Figure out how many lines of the material below contain the word "name". Answer with the number only.
▼
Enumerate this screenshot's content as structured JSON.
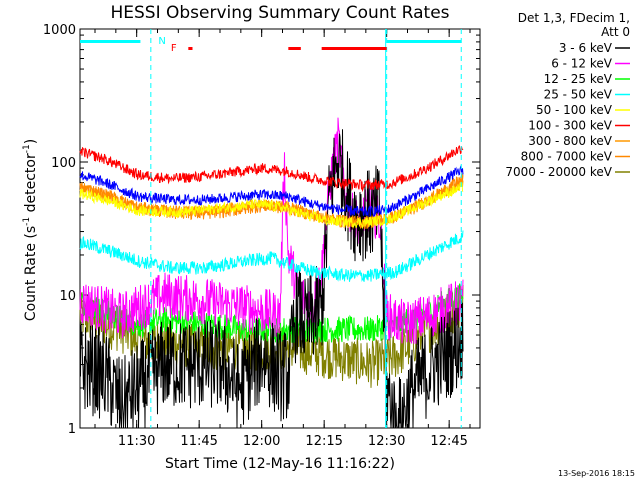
{
  "chart_data": {
    "type": "line",
    "title": "HESSI Observing Summary Count Rates",
    "xlabel": "Start Time (12-May-16 11:16:22)",
    "ylabel_main": "Count Rate (s",
    "ylabel_sup1": "-1",
    "ylabel_mid": " detector",
    "ylabel_sup2": "-1",
    "ylabel_end": ")",
    "yscale": "log",
    "ylim": [
      1,
      1000
    ],
    "xlim_minutes": [
      0,
      96
    ],
    "x_ticks": [
      {
        "label": "11:30",
        "min": 13.6
      },
      {
        "label": "11:45",
        "min": 28.6
      },
      {
        "label": "12:00",
        "min": 43.6
      },
      {
        "label": "12:15",
        "min": 58.6
      },
      {
        "label": "12:30",
        "min": 73.6
      },
      {
        "label": "12:45",
        "min": 88.6
      }
    ],
    "y_ticks": [
      {
        "label": "1",
        "value": 1
      },
      {
        "label": "10",
        "value": 10
      },
      {
        "label": "100",
        "value": 100
      },
      {
        "label": "1000",
        "value": 1000
      }
    ],
    "legend_header": [
      "Det 1,3, FDecim 1,",
      "Att 0"
    ],
    "legend_position": "right",
    "series": [
      {
        "name": "3 - 6 keV",
        "color": "#000000",
        "base": [
          [
            0,
            3
          ],
          [
            6,
            2.5
          ],
          [
            10,
            1.5
          ],
          [
            14,
            2
          ],
          [
            20,
            3
          ],
          [
            34,
            3
          ],
          [
            38,
            2
          ],
          [
            44,
            3.5
          ],
          [
            48,
            2.5
          ],
          [
            50,
            2.5
          ],
          [
            52,
            8
          ],
          [
            54,
            6
          ],
          [
            56,
            7
          ],
          [
            58,
            8
          ],
          [
            60,
            60
          ],
          [
            62,
            110
          ],
          [
            64,
            60
          ],
          [
            66,
            40
          ],
          [
            68,
            40
          ],
          [
            70,
            40
          ],
          [
            72,
            45
          ],
          [
            73.6,
            2
          ],
          [
            76,
            1
          ],
          [
            80,
            2
          ],
          [
            85,
            3
          ],
          [
            90,
            4
          ],
          [
            92,
            5
          ]
        ],
        "noise": 0.35
      },
      {
        "name": "6 - 12 keV",
        "color": "#ff00ff",
        "base": [
          [
            0,
            9
          ],
          [
            10,
            7
          ],
          [
            14,
            8
          ],
          [
            20,
            10
          ],
          [
            30,
            9
          ],
          [
            40,
            8
          ],
          [
            48,
            7
          ],
          [
            49,
            100
          ],
          [
            50,
            20
          ],
          [
            52,
            12
          ],
          [
            54,
            9
          ],
          [
            56,
            8
          ],
          [
            58,
            15
          ],
          [
            60,
            70
          ],
          [
            62,
            150
          ],
          [
            64,
            50
          ],
          [
            66,
            35
          ],
          [
            68,
            40
          ],
          [
            70,
            45
          ],
          [
            72,
            35
          ],
          [
            73.6,
            7
          ],
          [
            78,
            6
          ],
          [
            84,
            7
          ],
          [
            88,
            8
          ],
          [
            92,
            9
          ]
        ],
        "noise": 0.18
      },
      {
        "name": "12 - 25 keV",
        "color": "#00ff00",
        "base": [
          [
            0,
            9
          ],
          [
            8,
            7
          ],
          [
            14,
            6
          ],
          [
            20,
            6.5
          ],
          [
            30,
            6
          ],
          [
            40,
            5.5
          ],
          [
            50,
            5.5
          ],
          [
            60,
            5.5
          ],
          [
            70,
            5.5
          ],
          [
            76,
            6
          ],
          [
            82,
            7
          ],
          [
            88,
            9
          ],
          [
            92,
            10
          ]
        ],
        "noise": 0.1
      },
      {
        "name": "25 - 50 keV",
        "color": "#00ffff",
        "base": [
          [
            0,
            25
          ],
          [
            8,
            21
          ],
          [
            14,
            18
          ],
          [
            22,
            16
          ],
          [
            30,
            16
          ],
          [
            40,
            18
          ],
          [
            46,
            19
          ],
          [
            50,
            17
          ],
          [
            56,
            15
          ],
          [
            64,
            14
          ],
          [
            70,
            14
          ],
          [
            76,
            15
          ],
          [
            82,
            19
          ],
          [
            88,
            24
          ],
          [
            92,
            28
          ]
        ],
        "noise": 0.05
      },
      {
        "name": "50 - 100 keV",
        "color": "#ffff00",
        "base": [
          [
            0,
            58
          ],
          [
            8,
            50
          ],
          [
            14,
            43
          ],
          [
            24,
            42
          ],
          [
            34,
            45
          ],
          [
            42,
            48
          ],
          [
            48,
            46
          ],
          [
            54,
            40
          ],
          [
            60,
            36
          ],
          [
            68,
            35
          ],
          [
            74,
            37
          ],
          [
            80,
            45
          ],
          [
            86,
            55
          ],
          [
            92,
            65
          ]
        ],
        "noise": 0.04
      },
      {
        "name": "100 - 300 keV",
        "color": "#ff0000",
        "base": [
          [
            0,
            120
          ],
          [
            6,
            105
          ],
          [
            14,
            80
          ],
          [
            22,
            75
          ],
          [
            30,
            78
          ],
          [
            38,
            85
          ],
          [
            44,
            90
          ],
          [
            50,
            85
          ],
          [
            56,
            75
          ],
          [
            62,
            70
          ],
          [
            68,
            67
          ],
          [
            74,
            68
          ],
          [
            80,
            80
          ],
          [
            86,
            100
          ],
          [
            90,
            120
          ],
          [
            92,
            130
          ]
        ],
        "noise": 0.04
      },
      {
        "name": "300 - 800 keV",
        "color": "#ff9900",
        "base": [
          [
            0,
            65
          ],
          [
            6,
            57
          ],
          [
            14,
            45
          ],
          [
            22,
            43
          ],
          [
            30,
            43
          ],
          [
            38,
            46
          ],
          [
            44,
            48
          ],
          [
            50,
            46
          ],
          [
            56,
            40
          ],
          [
            62,
            37
          ],
          [
            68,
            36
          ],
          [
            74,
            38
          ],
          [
            80,
            45
          ],
          [
            86,
            57
          ],
          [
            92,
            70
          ]
        ],
        "noise": 0.04
      },
      {
        "name": "800 - 7000 keV",
        "color": "#ff8800",
        "base": [
          [
            0,
            65
          ],
          [
            6,
            57
          ],
          [
            14,
            45
          ],
          [
            22,
            42
          ],
          [
            30,
            41
          ],
          [
            38,
            44
          ],
          [
            44,
            47
          ],
          [
            50,
            45
          ],
          [
            56,
            40
          ],
          [
            62,
            36
          ],
          [
            68,
            35
          ],
          [
            74,
            37
          ],
          [
            80,
            45
          ],
          [
            86,
            57
          ],
          [
            92,
            75
          ]
        ],
        "noise": 0.05
      },
      {
        "name": "7000 - 20000 keV",
        "color": "#808000",
        "base": [
          [
            0,
            7
          ],
          [
            10,
            5.5
          ],
          [
            14,
            4.5
          ],
          [
            20,
            4.5
          ],
          [
            30,
            4
          ],
          [
            40,
            4
          ],
          [
            50,
            4
          ],
          [
            60,
            3.5
          ],
          [
            70,
            3
          ],
          [
            76,
            3.5
          ],
          [
            82,
            5
          ],
          [
            88,
            7
          ],
          [
            92,
            9
          ]
        ],
        "noise": 0.18
      }
    ],
    "blue_series": {
      "name": "",
      "color": "#0000ff",
      "base": [
        [
          0,
          80
        ],
        [
          6,
          70
        ],
        [
          14,
          55
        ],
        [
          22,
          52
        ],
        [
          30,
          52
        ],
        [
          38,
          55
        ],
        [
          44,
          57
        ],
        [
          50,
          55
        ],
        [
          56,
          48
        ],
        [
          62,
          44
        ],
        [
          68,
          42
        ],
        [
          74,
          44
        ],
        [
          80,
          55
        ],
        [
          86,
          70
        ],
        [
          92,
          88
        ]
      ],
      "noise": 0.04
    },
    "markers": {
      "N_label": "N",
      "F_label": "F",
      "cyan_bars": [
        [
          0,
          14.5
        ],
        [
          73.6,
          91.5
        ]
      ],
      "red_bars": [
        [
          26,
          27
        ],
        [
          50,
          53
        ],
        [
          58,
          73.6
        ]
      ],
      "vlines_min": [
        17,
        73.6,
        91.5
      ]
    }
  },
  "footer_timestamp": "13-Sep-2016 18:15"
}
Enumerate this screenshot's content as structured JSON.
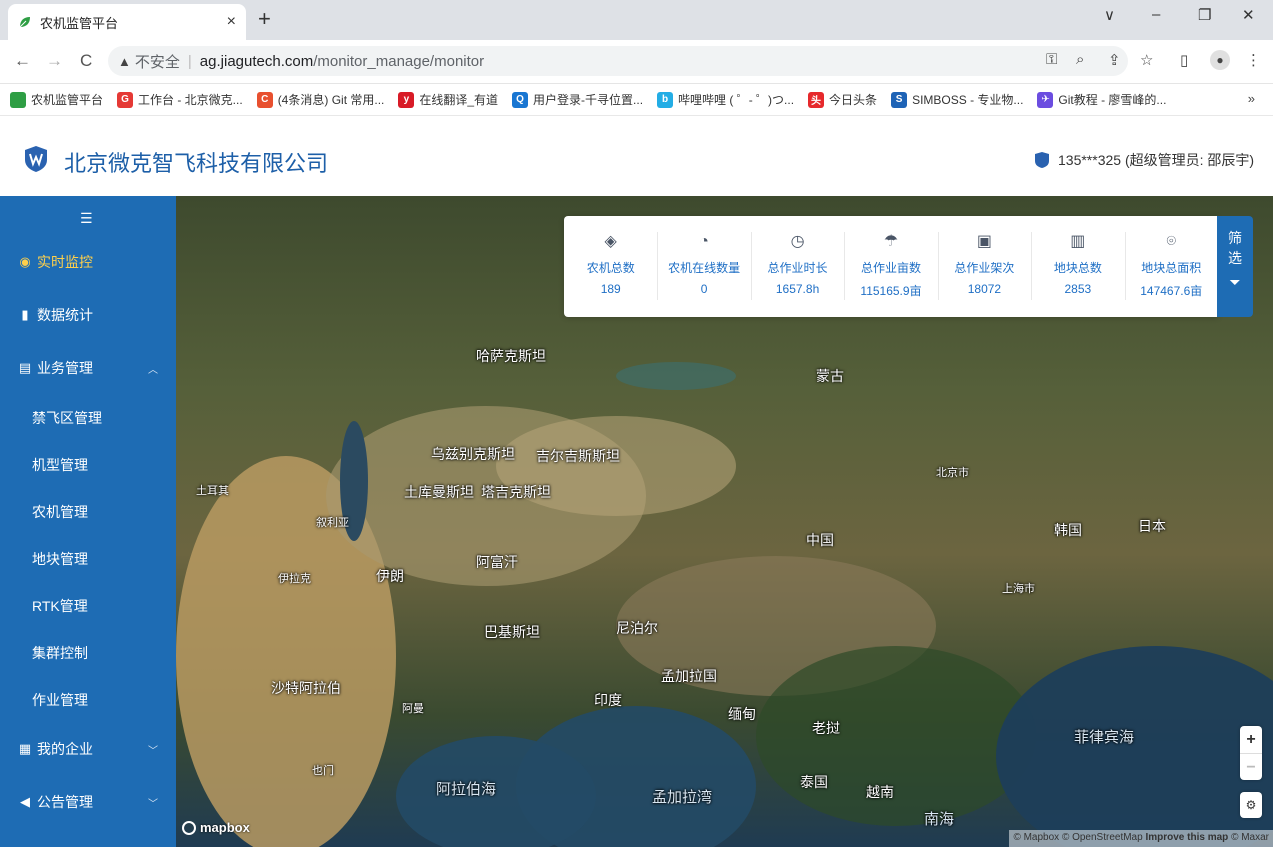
{
  "browser": {
    "tab_title": "农机监管平台",
    "tab_close": "×",
    "new_tab": "+",
    "window_controls": {
      "dropdown": "∨",
      "minimize": "–",
      "restore": "❐",
      "close": "✕"
    },
    "nav": {
      "back": "←",
      "forward": "→",
      "reload": "C"
    },
    "address": {
      "security_icon": "warning-triangle-icon",
      "security_label": "不安全",
      "separator": "|",
      "host": "ag.jiagutech.com",
      "path": "/monitor_manage/monitor"
    },
    "toolbar_icons": [
      "key-icon",
      "zoom-icon",
      "share-icon",
      "star-icon",
      "sidepanel-icon",
      "profile-icon",
      "menu-icon"
    ],
    "bookmarks": [
      {
        "label": "农机监管平台",
        "color": "#2e9e44"
      },
      {
        "label": "工作台 - 北京微克...",
        "color": "#e53935",
        "glyph": "G"
      },
      {
        "label": "(4条消息) Git 常用...",
        "color": "#e8502f",
        "glyph": "C"
      },
      {
        "label": "在线翻译_有道",
        "color": "#d81b27",
        "glyph": "y"
      },
      {
        "label": "用户登录-千寻位置...",
        "color": "#1976d2",
        "glyph": "Q"
      },
      {
        "label": "哔哩哔哩 ( ゜- ゜)つ...",
        "color": "#23ade5",
        "glyph": "b"
      },
      {
        "label": "今日头条",
        "color": "#e6292c",
        "glyph": "头"
      },
      {
        "label": "SIMBOSS - 专业物...",
        "color": "#1e63b6",
        "glyph": "S"
      },
      {
        "label": "Git教程 - 廖雪峰的...",
        "color": "#6b4de0",
        "glyph": "✈"
      }
    ],
    "bookmarks_more": "»"
  },
  "header": {
    "company": "北京微克智飞科技有限公司",
    "user": "135***325 (超级管理员: 邵辰宇)"
  },
  "sidebar": {
    "collapse_icon": "menu-fold-icon",
    "items": [
      {
        "label": "实时监控",
        "icon": "location-icon",
        "active": true
      },
      {
        "label": "数据统计",
        "icon": "bar-chart-icon"
      },
      {
        "label": "业务管理",
        "icon": "document-icon",
        "expanded": true,
        "children": [
          "禁飞区管理",
          "机型管理",
          "农机管理",
          "地块管理",
          "RTK管理",
          "集群控制",
          "作业管理"
        ]
      },
      {
        "label": "我的企业",
        "icon": "building-icon"
      },
      {
        "label": "公告管理",
        "icon": "speaker-icon"
      }
    ]
  },
  "stats": [
    {
      "label": "农机总数",
      "value": "189",
      "icon": "layers-icon"
    },
    {
      "label": "农机在线数量",
      "value": "0",
      "icon": "pie-icon"
    },
    {
      "label": "总作业时长",
      "value": "1657.8h",
      "icon": "clock-icon"
    },
    {
      "label": "总作业亩数",
      "value": "115165.9亩",
      "icon": "spray-icon"
    },
    {
      "label": "总作业架次",
      "value": "18072",
      "icon": "flag-icon"
    },
    {
      "label": "地块总数",
      "value": "2853",
      "icon": "map-icon"
    },
    {
      "label": "地块总面积",
      "value": "147467.6亩",
      "icon": "pin-icon"
    }
  ],
  "filter": {
    "line1": "筛",
    "line2": "选",
    "icon": "filter-icon"
  },
  "map": {
    "labels": [
      "哈萨克斯坦",
      "乌兹别克斯坦",
      "吉尔吉斯斯坦",
      "塔吉克斯坦",
      "土库曼斯坦",
      "阿富汗",
      "伊朗",
      "巴基斯坦",
      "印度",
      "尼泊尔",
      "孟加拉国",
      "缅甸",
      "老挝",
      "泰国",
      "越南",
      "蒙古",
      "中国",
      "日本",
      "韩国",
      "沙特阿拉伯",
      "也门",
      "阿曼",
      "伊拉克",
      "叙利亚",
      "土耳其",
      "北京市",
      "上海市"
    ],
    "seas": [
      "阿拉伯海",
      "孟加拉湾",
      "菲律宾海",
      "南海"
    ],
    "zoom_in": "+",
    "zoom_out": "−",
    "compass_icon": "compass-icon",
    "logo": "mapbox",
    "attribution_plain": "© Mapbox © OpenStreetMap",
    "attribution_bold": "Improve this map",
    "attribution_tail": "© Maxar"
  }
}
▲
The answer: 10